Start of DATASET RECORDS
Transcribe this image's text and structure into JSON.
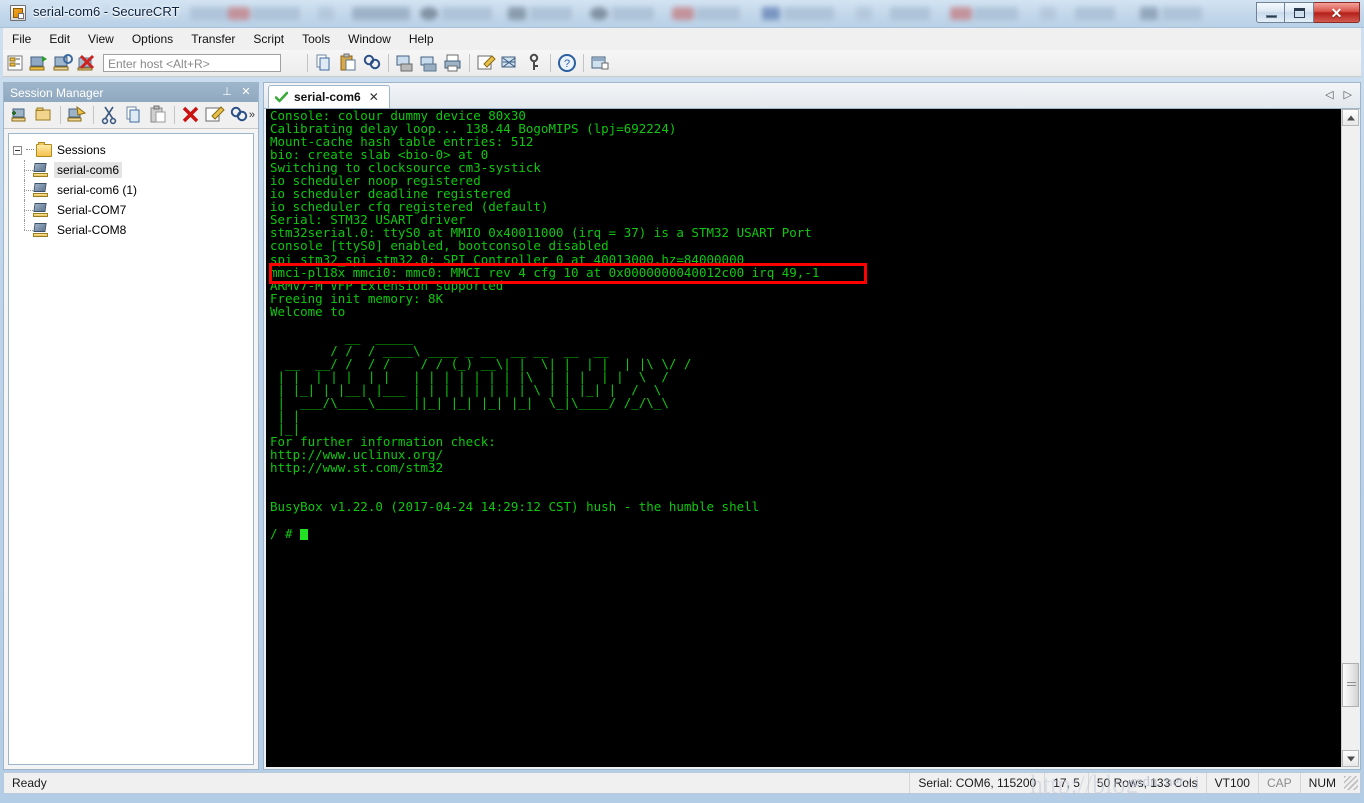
{
  "window": {
    "title": "serial-com6 - SecureCRT",
    "app_icon": "securecrt-icon",
    "minimize_label": "",
    "maximize_label": "",
    "close_label": "✕"
  },
  "menubar": {
    "items": [
      "File",
      "Edit",
      "View",
      "Options",
      "Transfer",
      "Script",
      "Tools",
      "Window",
      "Help"
    ]
  },
  "toolbar": {
    "host_placeholder": "Enter host <Alt+R>",
    "host_value": "",
    "icons_left": [
      "session-manager-icon",
      "connect-icon",
      "connect-local-shell-icon",
      "disconnect-icon"
    ],
    "icons_right": [
      "copy-icon",
      "paste-icon",
      "find-icon",
      "print-screen-icon",
      "log-session-icon",
      "print-icon",
      "session-options-icon",
      "clear-screen-icon",
      "key-icon",
      "help-icon",
      "new-window-icon"
    ]
  },
  "session_manager": {
    "title": "Session Manager",
    "pin_glyph": "⊥",
    "close_glyph": "✕",
    "toolbar_icons": [
      "new-session-icon",
      "new-folder-icon",
      "connect-session-icon",
      "cut-icon",
      "copy-icon",
      "paste-icon",
      "delete-icon",
      "properties-icon",
      "find-icon",
      "more-icon"
    ],
    "root_label": "Sessions",
    "sessions": [
      {
        "label": "serial-com6",
        "selected": true
      },
      {
        "label": "serial-com6 (1)",
        "selected": false
      },
      {
        "label": "Serial-COM7",
        "selected": false
      },
      {
        "label": "Serial-COM8",
        "selected": false
      }
    ]
  },
  "tabs": {
    "active": {
      "label": "serial-com6",
      "status_icon": "connected-check-icon",
      "close_glyph": "✕"
    },
    "nav_prev": "◁",
    "nav_next": "▷"
  },
  "terminal": {
    "foreground": "#0ec70e",
    "background": "#000000",
    "annotation_color": "#ff0000",
    "lines": [
      "Console: colour dummy device 80x30",
      "Calibrating delay loop... 138.44 BogoMIPS (lpj=692224)",
      "Mount-cache hash table entries: 512",
      "bio: create slab <bio-0> at 0",
      "Switching to clocksource cm3-systick",
      "io scheduler noop registered",
      "io scheduler deadline registered",
      "io scheduler cfq registered (default)",
      "Serial: STM32 USART driver",
      "stm32serial.0: ttyS0 at MMIO 0x40011000 (irq = 37) is a STM32 USART Port",
      "console [ttyS0] enabled, bootconsole disabled",
      "spi stm32_spi stm32.0: SPI Controller 0 at 40013000.hz=84000000",
      "mmci-pl18x mmci0: mmc0: MMCI rev 4 cfg 10 at 0x0000000040012c00 irq 49,-1",
      "ARMv7-M VFP Extension supported",
      "Freeing init memory: 8K",
      "Welcome to",
      "",
      "          __  _____",
      "        / /  / ____\\ ____ _ __  __ __  __  __",
      "  __  __/ /  / /    / / (_) __\\| |  \\| |  | |  | |\\ \\/ /",
      " | |  | | |  | |   | | | | | | | |\\  | | |  | |  \\  /",
      " | |_| | |__| |___ | | | | | | | | \\ | | |_| |  /  \\",
      " |  ___/\\____\\_____||_| |_| |_| |_|  \\_|\\____/ /_/\\_\\",
      " | |",
      " |_|",
      "For further information check:",
      "http://www.uclinux.org/",
      "http://www.st.com/stm32",
      "",
      "",
      "BusyBox v1.22.0 (2017-04-24 14:29:12 CST) hush - the humble shell",
      "",
      "/ # "
    ],
    "highlighted_line_index": 12,
    "prompt": "/ # ",
    "cursor": "block"
  },
  "statusbar": {
    "left_text": "Ready",
    "connection": "Serial: COM6, 115200",
    "position": "17,  5",
    "dimensions": "50 Rows, 133 Cols",
    "emulation": "VT100",
    "caps": "CAP",
    "num": "NUM"
  },
  "watermark": {
    "text_small": "csdn. net / j",
    "text_large": "http://blog"
  }
}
End of DATASET RECORDS
§ **EXERCISE INSTRUCTIONS**:
Leave out the pictures and reproduce the rest of the listing exactly.

§ **EXERCISE OUTPUT**:
Transcribe this image's text and structure into JSON.
{
  "window": {
    "title": "serial-com6 - SecureCRT",
    "app_icon": "securecrt-icon",
    "minimize_label": "",
    "maximize_label": "",
    "close_label": "✕"
  },
  "menubar": {
    "items": [
      "File",
      "Edit",
      "View",
      "Options",
      "Transfer",
      "Script",
      "Tools",
      "Window",
      "Help"
    ]
  },
  "toolbar": {
    "host_placeholder": "Enter host <Alt+R>",
    "host_value": "",
    "icons_left": [
      "session-manager-icon",
      "connect-icon",
      "connect-local-shell-icon",
      "disconnect-icon"
    ],
    "icons_right": [
      "copy-icon",
      "paste-icon",
      "find-icon",
      "print-screen-icon",
      "log-session-icon",
      "print-icon",
      "session-options-icon",
      "clear-screen-icon",
      "key-icon",
      "help-icon",
      "new-window-icon"
    ]
  },
  "session_manager": {
    "title": "Session Manager",
    "pin_glyph": "⊥",
    "close_glyph": "✕",
    "toolbar_icons": [
      "new-session-icon",
      "new-folder-icon",
      "connect-session-icon",
      "cut-icon",
      "copy-icon",
      "paste-icon",
      "delete-icon",
      "properties-icon",
      "find-icon",
      "more-icon"
    ],
    "root_label": "Sessions",
    "sessions": [
      {
        "label": "serial-com6",
        "selected": true
      },
      {
        "label": "serial-com6 (1)",
        "selected": false
      },
      {
        "label": "Serial-COM7",
        "selected": false
      },
      {
        "label": "Serial-COM8",
        "selected": false
      }
    ]
  },
  "tabs": {
    "active": {
      "label": "serial-com6",
      "status_icon": "connected-check-icon",
      "close_glyph": "✕"
    },
    "nav_prev": "◁",
    "nav_next": "▷"
  },
  "terminal": {
    "foreground": "#0ec70e",
    "background": "#000000",
    "annotation_color": "#ff0000",
    "lines": [
      "Console: colour dummy device 80x30",
      "Calibrating delay loop... 138.44 BogoMIPS (lpj=692224)",
      "Mount-cache hash table entries: 512",
      "bio: create slab <bio-0> at 0",
      "Switching to clocksource cm3-systick",
      "io scheduler noop registered",
      "io scheduler deadline registered",
      "io scheduler cfq registered (default)",
      "Serial: STM32 USART driver",
      "stm32serial.0: ttyS0 at MMIO 0x40011000 (irq = 37) is a STM32 USART Port",
      "console [ttyS0] enabled, bootconsole disabled",
      "spi stm32_spi stm32.0: SPI Controller 0 at 40013000.hz=84000000",
      "mmci-pl18x mmci0: mmc0: MMCI rev 4 cfg 10 at 0x0000000040012c00 irq 49,-1",
      "ARMv7-M VFP Extension supported",
      "Freeing init memory: 8K",
      "Welcome to",
      "",
      "          __  _____",
      "        / /  / ____\\ ____ _ __  __ __  __  __",
      "  __  __/ /  / /    / / (_) __\\| |  \\| |  | |  | |\\ \\/ /",
      " | |  | | |  | |   | | | | | | | |\\  | | |  | |  \\  /",
      " | |_| | |__| |___ | | | | | | | | \\ | | |_| |  /  \\",
      " |  ___/\\____\\_____||_| |_| |_| |_|  \\_|\\____/ /_/\\_\\",
      " | |",
      " |_|",
      "For further information check:",
      "http://www.uclinux.org/",
      "http://www.st.com/stm32",
      "",
      "",
      "BusyBox v1.22.0 (2017-04-24 14:29:12 CST) hush - the humble shell",
      "",
      "/ # "
    ],
    "highlighted_line_index": 12,
    "prompt": "/ # ",
    "cursor": "block"
  },
  "statusbar": {
    "left_text": "Ready",
    "connection": "Serial: COM6, 115200",
    "position": "17,  5",
    "dimensions": "50 Rows, 133 Cols",
    "emulation": "VT100",
    "caps": "CAP",
    "num": "NUM"
  },
  "watermark": {
    "text_small": "csdn. net / j",
    "text_large": "http://blog"
  }
}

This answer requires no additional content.